DIRECTIVE:
From the listing below, tally the lines that include "ハンディキャップ". Return only the total.

Begin

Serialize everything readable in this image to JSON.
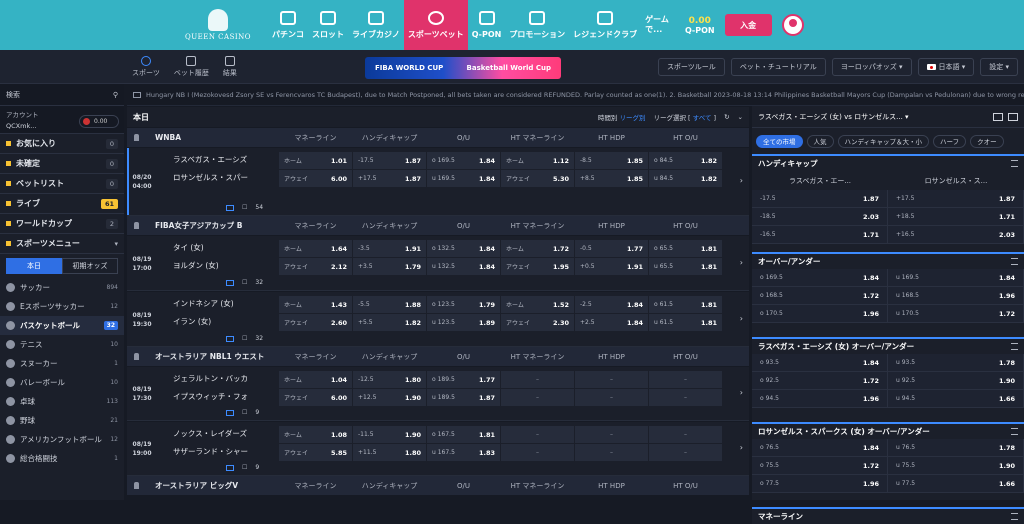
{
  "brand": {
    "logo_text": "QUEEN CASINO"
  },
  "nav": [
    {
      "label": "パチンコ",
      "icon": "pachinko-icon"
    },
    {
      "label": "スロット",
      "icon": "slot-icon"
    },
    {
      "label": "ライブカジノ",
      "icon": "live-casino-icon"
    },
    {
      "label": "スポーツベット",
      "icon": "sports-ball-icon",
      "active": true
    },
    {
      "label": "Q-PON",
      "icon": "qpon-icon"
    },
    {
      "label": "プロモーション",
      "icon": "gift-icon"
    },
    {
      "label": "レジェンドクラブ",
      "icon": "crown-icon"
    },
    {
      "label": "ゲーム\nで...",
      "icon": ""
    }
  ],
  "balance": {
    "amount": "0.00",
    "label": "Q-PON"
  },
  "deposit_label": "入金",
  "subnav": [
    {
      "label": "スポーツ"
    },
    {
      "label": "ベット履歴"
    },
    {
      "label": "結果"
    }
  ],
  "banner": {
    "left": "FIBA WORLD CUP",
    "right": "Basketball World Cup"
  },
  "subbtns": {
    "rules": "スポーツルール",
    "tutorial": "ベット・チュートリアル",
    "odds": "ヨーロッパオッズ ▾",
    "lang": "日本語 ▾",
    "settings": "設定 ▾"
  },
  "ticker": "Hungary NB I (Mezokovesd Zsory SE vs Ferencvaros TC Budapest), due to Match Postponed, all bets taken are considered REFUNDED. Parlay counted as one(1).  2. Basketball 2023-08-18 13:14 Philippines Basketball Mayors Cup (Dampalan vs Pedulonan) due to wrong result received 4th",
  "sidebar": {
    "search": "検索",
    "account_label": "アカウント",
    "account_id": "QCXmk...",
    "account_bal": "0.00",
    "items": [
      {
        "label": "お気に入り",
        "count": "0"
      },
      {
        "label": "未確定",
        "count": "0"
      },
      {
        "label": "ベットリスト",
        "count": "0"
      },
      {
        "label": "ライブ",
        "count": "61",
        "hl": true
      },
      {
        "label": "ワールドカップ",
        "count": "2"
      }
    ],
    "menu_label": "スポーツメニュー",
    "seg": [
      "本日",
      "初期オッズ"
    ],
    "sports": [
      {
        "label": "サッカー",
        "count": "894"
      },
      {
        "label": "Eスポーツサッカー",
        "count": "12"
      },
      {
        "label": "バスケットボール",
        "count": "32",
        "on": true
      },
      {
        "label": "テニス",
        "count": "10"
      },
      {
        "label": "スヌーカー",
        "count": "1"
      },
      {
        "label": "バレーボール",
        "count": "10"
      },
      {
        "label": "卓球",
        "count": "113"
      },
      {
        "label": "野球",
        "count": "21"
      },
      {
        "label": "アメリカンフットボール",
        "count": "12"
      },
      {
        "label": "総合格闘技",
        "count": "1"
      }
    ]
  },
  "main": {
    "title": "本日",
    "sort_label": "時間別",
    "sort_value": "リーグ別",
    "league_sel": "リーグ選択 [",
    "league_sel_val": "すべて",
    "league_sel_end": "]",
    "cols": [
      "マネーライン",
      "ハンディキャップ",
      "O/U",
      "HT マネーライン",
      "HT HDP",
      "HT O/U"
    ],
    "home": "ホーム",
    "away": "アウェイ",
    "leagues": [
      {
        "name": "WNBA"
      },
      {
        "name": "FIBA女子アジアカップ B"
      },
      {
        "name": "オーストラリア NBL1 ウエスト"
      },
      {
        "name": "オーストラリア ビッグV"
      }
    ],
    "matches": [
      {
        "date": "08/20",
        "time": "04:00",
        "t1": "ラスベガス・エーシズ",
        "t2": "ロサンゼルス・スパー",
        "more": "54",
        "o": [
          [
            "1.01",
            "-17.5",
            "1.87",
            "o 169.5",
            "1.84",
            "1.12",
            "-8.5",
            "1.85",
            "o 84.5",
            "1.82"
          ],
          [
            "6.00",
            "+17.5",
            "1.87",
            "u 169.5",
            "1.84",
            "5.30",
            "+8.5",
            "1.85",
            "u 84.5",
            "1.82"
          ]
        ]
      },
      {
        "date": "08/19",
        "time": "17:00",
        "t1": "タイ (女)",
        "t2": "ヨルダン (女)",
        "more": "32",
        "o": [
          [
            "1.64",
            "-3.5",
            "1.91",
            "o 132.5",
            "1.84",
            "1.72",
            "-0.5",
            "1.77",
            "o 65.5",
            "1.81"
          ],
          [
            "2.12",
            "+3.5",
            "1.79",
            "u 132.5",
            "1.84",
            "1.95",
            "+0.5",
            "1.91",
            "u 65.5",
            "1.81"
          ]
        ]
      },
      {
        "date": "08/19",
        "time": "19:30",
        "t1": "インドネシア (女)",
        "t2": "イラン (女)",
        "more": "32",
        "o": [
          [
            "1.43",
            "-5.5",
            "1.88",
            "o 123.5",
            "1.79",
            "1.52",
            "-2.5",
            "1.84",
            "o 61.5",
            "1.81"
          ],
          [
            "2.60",
            "+5.5",
            "1.82",
            "u 123.5",
            "1.89",
            "2.30",
            "+2.5",
            "1.84",
            "u 61.5",
            "1.81"
          ]
        ]
      },
      {
        "date": "08/19",
        "time": "17:30",
        "t1": "ジェラルトン・バッカ",
        "t2": "イプスウィッチ・フォ",
        "more": "9",
        "o": [
          [
            "1.04",
            "-12.5",
            "1.80",
            "o 189.5",
            "1.77",
            "",
            "",
            "",
            "",
            ""
          ],
          [
            "6.00",
            "+12.5",
            "1.90",
            "u 189.5",
            "1.87",
            "",
            "",
            "",
            "",
            ""
          ]
        ]
      },
      {
        "date": "08/19",
        "time": "19:00",
        "t1": "ノックス・レイダーズ",
        "t2": "サザーランド・シャー",
        "more": "9",
        "o": [
          [
            "1.08",
            "-11.5",
            "1.90",
            "o 167.5",
            "1.81",
            "",
            "",
            "",
            "",
            ""
          ],
          [
            "5.85",
            "+11.5",
            "1.80",
            "u 167.5",
            "1.83",
            "",
            "",
            "",
            "",
            ""
          ]
        ]
      }
    ],
    "dash": "–"
  },
  "right": {
    "title": "ラスベガス・エーシズ (女) vs ロサンゼルス... ▾",
    "tabs": [
      "全ての市場",
      "人気",
      "ハンディキャップ＆大・小",
      "ハーフ",
      "クオー"
    ],
    "sections": [
      {
        "title": "ハンディキャップ",
        "cols": [
          "ラスベガス・エー...",
          "ロサンゼルス・ス..."
        ],
        "rows": [
          [
            "-17.5",
            "1.87",
            "+17.5",
            "1.87"
          ],
          [
            "-18.5",
            "2.03",
            "+18.5",
            "1.71"
          ],
          [
            "-16.5",
            "1.71",
            "+16.5",
            "2.03"
          ]
        ]
      },
      {
        "title": "オーバー/アンダー",
        "rows": [
          [
            "o 169.5",
            "1.84",
            "u 169.5",
            "1.84"
          ],
          [
            "o 168.5",
            "1.72",
            "u 168.5",
            "1.96"
          ],
          [
            "o 170.5",
            "1.96",
            "u 170.5",
            "1.72"
          ]
        ]
      },
      {
        "title": "ラスベガス・エーシズ (女) オーバー/アンダー",
        "rows": [
          [
            "o 93.5",
            "1.84",
            "u 93.5",
            "1.78"
          ],
          [
            "o 92.5",
            "1.72",
            "u 92.5",
            "1.90"
          ],
          [
            "o 94.5",
            "1.96",
            "u 94.5",
            "1.66"
          ]
        ]
      },
      {
        "title": "ロサンゼルス・スパークス (女) オーバー/アンダー",
        "rows": [
          [
            "o 76.5",
            "1.84",
            "u 76.5",
            "1.78"
          ],
          [
            "o 75.5",
            "1.72",
            "u 75.5",
            "1.90"
          ],
          [
            "o 77.5",
            "1.96",
            "u 77.5",
            "1.66"
          ]
        ]
      },
      {
        "title": "マネーライン",
        "rows": []
      }
    ]
  }
}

End

REPLY TO THE EXERCISE:
3